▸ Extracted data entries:
..............................
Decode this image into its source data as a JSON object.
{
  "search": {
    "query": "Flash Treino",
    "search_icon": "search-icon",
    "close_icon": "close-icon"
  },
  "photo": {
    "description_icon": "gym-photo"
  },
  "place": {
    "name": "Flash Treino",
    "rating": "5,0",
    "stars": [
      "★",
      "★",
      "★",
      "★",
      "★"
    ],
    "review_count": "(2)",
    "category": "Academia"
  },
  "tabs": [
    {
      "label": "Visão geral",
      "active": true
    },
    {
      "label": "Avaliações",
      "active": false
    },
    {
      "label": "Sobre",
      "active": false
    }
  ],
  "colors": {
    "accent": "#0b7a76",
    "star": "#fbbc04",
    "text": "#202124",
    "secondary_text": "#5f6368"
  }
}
..............................
Reproduce the material above, every line of it, exactly.

▸ COMPLETED TASK:
Decode this image into its source data as a JSON object.
{
  "search": {
    "query": "Flash Treino",
    "search_icon": "search-icon",
    "close_icon": "close-icon"
  },
  "photo": {
    "description_icon": "gym-photo"
  },
  "place": {
    "name": "Flash Treino",
    "rating": "5,0",
    "stars": [
      "★",
      "★",
      "★",
      "★",
      "★"
    ],
    "review_count": "(2)",
    "category": "Academia"
  },
  "tabs": [
    {
      "label": "Visão geral",
      "active": true
    },
    {
      "label": "Avaliações",
      "active": false
    },
    {
      "label": "Sobre",
      "active": false
    }
  ],
  "colors": {
    "accent": "#0b7a76",
    "star": "#fbbc04",
    "text": "#202124",
    "secondary_text": "#5f6368"
  }
}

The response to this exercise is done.